- TASK INSTRUCTIONS -
Work out how many lines in the data hold the word "ntische", and reply with that number only.
[start of SOURCE MATERIAL]
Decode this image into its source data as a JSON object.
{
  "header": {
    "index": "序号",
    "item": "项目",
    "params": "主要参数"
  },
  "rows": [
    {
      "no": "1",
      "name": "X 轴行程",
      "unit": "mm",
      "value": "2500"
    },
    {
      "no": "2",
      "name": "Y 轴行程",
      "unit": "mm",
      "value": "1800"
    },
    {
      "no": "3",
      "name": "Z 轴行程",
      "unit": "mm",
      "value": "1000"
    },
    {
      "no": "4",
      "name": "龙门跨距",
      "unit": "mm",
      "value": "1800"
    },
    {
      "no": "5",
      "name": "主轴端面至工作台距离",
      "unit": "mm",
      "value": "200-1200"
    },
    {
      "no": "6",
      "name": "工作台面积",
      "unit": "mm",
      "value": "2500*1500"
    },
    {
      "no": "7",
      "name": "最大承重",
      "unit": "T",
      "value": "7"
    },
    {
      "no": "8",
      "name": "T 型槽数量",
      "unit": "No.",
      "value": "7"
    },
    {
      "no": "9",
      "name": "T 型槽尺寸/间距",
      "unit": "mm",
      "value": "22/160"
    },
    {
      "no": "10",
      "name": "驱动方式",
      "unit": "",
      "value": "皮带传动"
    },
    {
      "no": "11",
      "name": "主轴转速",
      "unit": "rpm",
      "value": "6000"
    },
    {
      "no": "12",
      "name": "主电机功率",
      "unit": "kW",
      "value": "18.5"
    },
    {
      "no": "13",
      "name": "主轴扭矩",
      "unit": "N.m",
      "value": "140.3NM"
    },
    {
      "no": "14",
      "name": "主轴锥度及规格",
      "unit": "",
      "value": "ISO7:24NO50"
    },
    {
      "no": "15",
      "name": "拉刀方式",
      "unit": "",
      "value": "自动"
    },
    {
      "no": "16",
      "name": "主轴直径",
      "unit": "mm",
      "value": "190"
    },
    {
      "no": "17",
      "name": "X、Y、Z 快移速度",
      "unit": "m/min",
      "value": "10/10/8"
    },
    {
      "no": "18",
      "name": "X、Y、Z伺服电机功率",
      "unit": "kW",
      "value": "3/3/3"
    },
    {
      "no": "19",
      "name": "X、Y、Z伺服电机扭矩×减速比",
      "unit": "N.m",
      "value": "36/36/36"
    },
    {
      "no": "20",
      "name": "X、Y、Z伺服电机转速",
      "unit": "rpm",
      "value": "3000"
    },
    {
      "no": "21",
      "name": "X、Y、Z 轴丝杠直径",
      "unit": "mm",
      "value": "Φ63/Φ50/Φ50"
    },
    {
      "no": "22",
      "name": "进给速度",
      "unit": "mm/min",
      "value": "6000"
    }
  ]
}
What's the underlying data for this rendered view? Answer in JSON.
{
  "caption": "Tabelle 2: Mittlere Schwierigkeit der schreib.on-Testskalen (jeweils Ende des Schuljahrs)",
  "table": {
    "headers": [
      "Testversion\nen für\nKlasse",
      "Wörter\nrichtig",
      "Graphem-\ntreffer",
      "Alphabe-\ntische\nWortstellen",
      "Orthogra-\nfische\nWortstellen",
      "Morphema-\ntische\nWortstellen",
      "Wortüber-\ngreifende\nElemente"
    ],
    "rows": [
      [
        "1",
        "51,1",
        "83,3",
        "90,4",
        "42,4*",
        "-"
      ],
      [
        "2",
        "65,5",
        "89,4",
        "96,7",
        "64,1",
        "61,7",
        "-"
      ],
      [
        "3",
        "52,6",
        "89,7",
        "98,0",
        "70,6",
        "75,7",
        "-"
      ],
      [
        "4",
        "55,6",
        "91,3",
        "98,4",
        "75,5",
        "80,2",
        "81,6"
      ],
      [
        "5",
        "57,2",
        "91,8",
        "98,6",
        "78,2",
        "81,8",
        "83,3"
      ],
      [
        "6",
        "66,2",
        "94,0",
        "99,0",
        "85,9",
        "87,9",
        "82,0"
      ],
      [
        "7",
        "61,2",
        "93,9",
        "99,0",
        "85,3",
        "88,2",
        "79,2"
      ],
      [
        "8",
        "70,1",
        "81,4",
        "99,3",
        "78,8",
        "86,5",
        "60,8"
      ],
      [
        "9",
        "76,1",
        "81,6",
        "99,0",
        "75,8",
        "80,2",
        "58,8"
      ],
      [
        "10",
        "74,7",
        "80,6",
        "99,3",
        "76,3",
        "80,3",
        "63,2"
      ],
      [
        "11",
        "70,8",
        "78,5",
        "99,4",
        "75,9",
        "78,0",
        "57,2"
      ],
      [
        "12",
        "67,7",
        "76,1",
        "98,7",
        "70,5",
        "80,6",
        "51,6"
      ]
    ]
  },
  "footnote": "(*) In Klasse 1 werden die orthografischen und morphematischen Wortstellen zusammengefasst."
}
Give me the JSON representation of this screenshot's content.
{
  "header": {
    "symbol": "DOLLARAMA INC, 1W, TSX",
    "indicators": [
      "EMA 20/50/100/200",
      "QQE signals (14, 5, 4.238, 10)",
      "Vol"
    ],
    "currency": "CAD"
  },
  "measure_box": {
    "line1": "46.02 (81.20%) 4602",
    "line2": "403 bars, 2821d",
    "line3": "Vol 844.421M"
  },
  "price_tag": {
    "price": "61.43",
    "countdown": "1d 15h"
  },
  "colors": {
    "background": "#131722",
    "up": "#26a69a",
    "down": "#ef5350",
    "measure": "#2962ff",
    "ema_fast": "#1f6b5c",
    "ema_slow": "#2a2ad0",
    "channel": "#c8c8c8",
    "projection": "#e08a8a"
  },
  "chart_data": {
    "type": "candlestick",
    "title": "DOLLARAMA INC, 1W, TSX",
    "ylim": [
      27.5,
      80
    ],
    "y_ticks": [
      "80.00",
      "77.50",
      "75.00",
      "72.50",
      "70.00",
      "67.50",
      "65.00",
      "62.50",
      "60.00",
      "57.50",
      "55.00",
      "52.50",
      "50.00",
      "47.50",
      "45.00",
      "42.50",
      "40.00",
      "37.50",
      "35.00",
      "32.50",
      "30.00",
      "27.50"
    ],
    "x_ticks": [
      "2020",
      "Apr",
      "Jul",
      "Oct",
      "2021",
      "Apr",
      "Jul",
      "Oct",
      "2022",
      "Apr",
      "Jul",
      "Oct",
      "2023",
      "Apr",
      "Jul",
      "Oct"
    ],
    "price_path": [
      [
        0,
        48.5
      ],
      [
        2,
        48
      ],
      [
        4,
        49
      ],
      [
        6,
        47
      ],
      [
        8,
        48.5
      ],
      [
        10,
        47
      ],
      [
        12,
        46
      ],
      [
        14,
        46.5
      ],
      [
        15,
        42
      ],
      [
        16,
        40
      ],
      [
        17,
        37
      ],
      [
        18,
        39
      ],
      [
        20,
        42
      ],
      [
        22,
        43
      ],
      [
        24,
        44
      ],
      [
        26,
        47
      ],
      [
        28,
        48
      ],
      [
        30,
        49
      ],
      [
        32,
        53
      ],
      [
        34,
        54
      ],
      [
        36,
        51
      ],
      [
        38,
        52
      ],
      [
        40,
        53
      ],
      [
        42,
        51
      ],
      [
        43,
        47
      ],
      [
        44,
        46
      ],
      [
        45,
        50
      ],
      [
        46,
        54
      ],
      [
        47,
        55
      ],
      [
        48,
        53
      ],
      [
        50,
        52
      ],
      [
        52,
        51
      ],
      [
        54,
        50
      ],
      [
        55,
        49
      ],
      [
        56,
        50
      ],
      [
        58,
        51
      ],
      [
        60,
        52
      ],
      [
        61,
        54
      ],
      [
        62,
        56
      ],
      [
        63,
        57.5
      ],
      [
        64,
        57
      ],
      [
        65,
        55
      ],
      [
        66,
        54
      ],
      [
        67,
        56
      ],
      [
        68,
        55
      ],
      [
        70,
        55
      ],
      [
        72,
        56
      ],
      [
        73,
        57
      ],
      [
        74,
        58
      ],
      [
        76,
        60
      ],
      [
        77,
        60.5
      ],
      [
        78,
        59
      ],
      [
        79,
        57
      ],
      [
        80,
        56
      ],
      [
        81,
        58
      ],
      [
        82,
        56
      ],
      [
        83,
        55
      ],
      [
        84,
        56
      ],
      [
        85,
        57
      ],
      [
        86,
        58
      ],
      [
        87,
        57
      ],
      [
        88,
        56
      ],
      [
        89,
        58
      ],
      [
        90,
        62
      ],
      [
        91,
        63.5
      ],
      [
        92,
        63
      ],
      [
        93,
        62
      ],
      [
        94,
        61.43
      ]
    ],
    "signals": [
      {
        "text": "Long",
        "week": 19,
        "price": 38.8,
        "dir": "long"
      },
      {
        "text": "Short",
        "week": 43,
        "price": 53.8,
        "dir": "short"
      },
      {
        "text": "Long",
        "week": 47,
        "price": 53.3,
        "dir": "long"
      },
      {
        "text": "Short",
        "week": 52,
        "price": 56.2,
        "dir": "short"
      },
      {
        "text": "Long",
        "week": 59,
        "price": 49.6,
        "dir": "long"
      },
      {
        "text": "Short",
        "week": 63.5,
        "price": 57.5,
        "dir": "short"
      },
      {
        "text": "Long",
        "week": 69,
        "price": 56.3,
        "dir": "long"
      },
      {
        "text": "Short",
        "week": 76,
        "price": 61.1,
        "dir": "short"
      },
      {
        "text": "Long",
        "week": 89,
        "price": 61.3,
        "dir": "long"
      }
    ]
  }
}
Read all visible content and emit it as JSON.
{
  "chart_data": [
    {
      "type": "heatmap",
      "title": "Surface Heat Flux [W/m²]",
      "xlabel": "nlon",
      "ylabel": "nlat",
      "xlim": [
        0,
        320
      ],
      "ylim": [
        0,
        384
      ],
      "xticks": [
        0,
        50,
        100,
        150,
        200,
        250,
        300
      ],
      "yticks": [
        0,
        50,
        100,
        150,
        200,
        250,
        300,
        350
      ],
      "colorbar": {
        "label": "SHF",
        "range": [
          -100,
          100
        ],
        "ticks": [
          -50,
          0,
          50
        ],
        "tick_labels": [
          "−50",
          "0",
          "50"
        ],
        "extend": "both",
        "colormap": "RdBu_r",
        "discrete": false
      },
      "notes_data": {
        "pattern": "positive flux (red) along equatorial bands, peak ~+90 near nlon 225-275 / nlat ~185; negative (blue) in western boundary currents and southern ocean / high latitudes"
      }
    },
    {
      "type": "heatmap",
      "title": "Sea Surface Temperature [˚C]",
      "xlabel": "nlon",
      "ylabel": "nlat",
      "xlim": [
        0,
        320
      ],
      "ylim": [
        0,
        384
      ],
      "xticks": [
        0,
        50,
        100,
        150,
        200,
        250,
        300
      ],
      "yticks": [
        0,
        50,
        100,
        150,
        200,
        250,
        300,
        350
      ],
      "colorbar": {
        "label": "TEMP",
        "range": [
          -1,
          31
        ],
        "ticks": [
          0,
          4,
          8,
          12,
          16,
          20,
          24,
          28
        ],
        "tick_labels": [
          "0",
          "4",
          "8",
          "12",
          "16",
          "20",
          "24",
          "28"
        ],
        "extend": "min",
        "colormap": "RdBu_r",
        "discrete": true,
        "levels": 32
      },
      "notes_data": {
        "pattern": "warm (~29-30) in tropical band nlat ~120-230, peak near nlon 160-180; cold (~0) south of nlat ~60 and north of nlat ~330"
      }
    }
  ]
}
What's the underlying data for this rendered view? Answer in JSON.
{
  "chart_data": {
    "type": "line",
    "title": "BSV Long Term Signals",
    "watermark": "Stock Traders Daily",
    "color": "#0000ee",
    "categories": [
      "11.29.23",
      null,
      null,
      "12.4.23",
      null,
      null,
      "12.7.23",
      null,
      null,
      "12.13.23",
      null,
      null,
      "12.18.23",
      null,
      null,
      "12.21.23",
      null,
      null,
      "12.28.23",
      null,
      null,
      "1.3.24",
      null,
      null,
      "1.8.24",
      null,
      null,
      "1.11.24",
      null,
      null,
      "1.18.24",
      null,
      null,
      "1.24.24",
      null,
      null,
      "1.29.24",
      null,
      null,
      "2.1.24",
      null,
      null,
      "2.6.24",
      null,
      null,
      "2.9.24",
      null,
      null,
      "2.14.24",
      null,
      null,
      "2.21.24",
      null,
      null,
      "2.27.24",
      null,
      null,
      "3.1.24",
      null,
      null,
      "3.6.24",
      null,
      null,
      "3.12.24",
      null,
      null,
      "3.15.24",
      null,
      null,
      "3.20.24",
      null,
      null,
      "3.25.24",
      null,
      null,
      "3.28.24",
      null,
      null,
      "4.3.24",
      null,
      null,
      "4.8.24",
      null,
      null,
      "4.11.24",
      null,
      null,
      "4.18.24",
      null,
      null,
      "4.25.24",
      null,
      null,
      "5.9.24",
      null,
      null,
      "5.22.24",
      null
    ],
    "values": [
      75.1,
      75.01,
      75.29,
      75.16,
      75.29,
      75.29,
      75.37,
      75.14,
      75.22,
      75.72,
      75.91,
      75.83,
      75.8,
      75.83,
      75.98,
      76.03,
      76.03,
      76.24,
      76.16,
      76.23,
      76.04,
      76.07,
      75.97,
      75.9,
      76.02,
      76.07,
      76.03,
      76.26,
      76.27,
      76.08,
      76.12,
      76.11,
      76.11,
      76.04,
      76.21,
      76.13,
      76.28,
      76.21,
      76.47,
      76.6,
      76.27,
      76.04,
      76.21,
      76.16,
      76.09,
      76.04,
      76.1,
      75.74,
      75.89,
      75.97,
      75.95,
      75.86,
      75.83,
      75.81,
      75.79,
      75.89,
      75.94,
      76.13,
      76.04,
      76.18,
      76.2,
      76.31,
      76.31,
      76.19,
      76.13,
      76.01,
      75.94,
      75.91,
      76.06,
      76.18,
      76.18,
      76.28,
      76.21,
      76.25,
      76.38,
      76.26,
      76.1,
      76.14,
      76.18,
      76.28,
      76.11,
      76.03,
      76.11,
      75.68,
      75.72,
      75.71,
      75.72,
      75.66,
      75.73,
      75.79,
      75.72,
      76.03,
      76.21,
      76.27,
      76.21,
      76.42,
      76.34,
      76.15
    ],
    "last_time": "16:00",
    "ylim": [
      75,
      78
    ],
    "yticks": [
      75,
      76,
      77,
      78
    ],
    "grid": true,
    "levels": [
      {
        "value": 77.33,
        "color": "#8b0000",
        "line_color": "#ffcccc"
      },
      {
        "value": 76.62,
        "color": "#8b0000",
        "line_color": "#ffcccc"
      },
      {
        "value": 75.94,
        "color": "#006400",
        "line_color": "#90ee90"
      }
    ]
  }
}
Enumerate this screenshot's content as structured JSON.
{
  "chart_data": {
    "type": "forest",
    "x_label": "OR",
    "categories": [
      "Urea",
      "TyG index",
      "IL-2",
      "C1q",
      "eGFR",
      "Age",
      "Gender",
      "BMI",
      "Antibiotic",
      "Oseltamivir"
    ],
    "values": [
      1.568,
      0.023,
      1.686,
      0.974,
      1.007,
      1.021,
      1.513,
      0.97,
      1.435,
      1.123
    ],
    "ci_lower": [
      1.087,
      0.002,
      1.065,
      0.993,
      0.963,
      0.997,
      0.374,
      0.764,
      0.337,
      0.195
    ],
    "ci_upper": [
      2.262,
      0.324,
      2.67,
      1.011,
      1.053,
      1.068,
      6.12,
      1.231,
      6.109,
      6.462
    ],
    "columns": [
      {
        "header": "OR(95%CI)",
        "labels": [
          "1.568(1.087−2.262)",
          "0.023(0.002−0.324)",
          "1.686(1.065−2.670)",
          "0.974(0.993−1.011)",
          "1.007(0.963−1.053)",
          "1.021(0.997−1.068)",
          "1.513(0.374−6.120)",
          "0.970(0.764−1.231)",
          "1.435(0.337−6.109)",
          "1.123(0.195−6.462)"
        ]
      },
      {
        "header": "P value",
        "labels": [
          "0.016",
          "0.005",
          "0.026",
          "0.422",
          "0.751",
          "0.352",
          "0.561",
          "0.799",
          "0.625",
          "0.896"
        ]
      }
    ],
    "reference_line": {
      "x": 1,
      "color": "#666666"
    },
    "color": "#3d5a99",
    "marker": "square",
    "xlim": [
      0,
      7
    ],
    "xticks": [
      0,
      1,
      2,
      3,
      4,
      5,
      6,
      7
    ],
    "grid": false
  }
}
[end of SOURCE MATERIAL]
- TASK OUTPUT -
2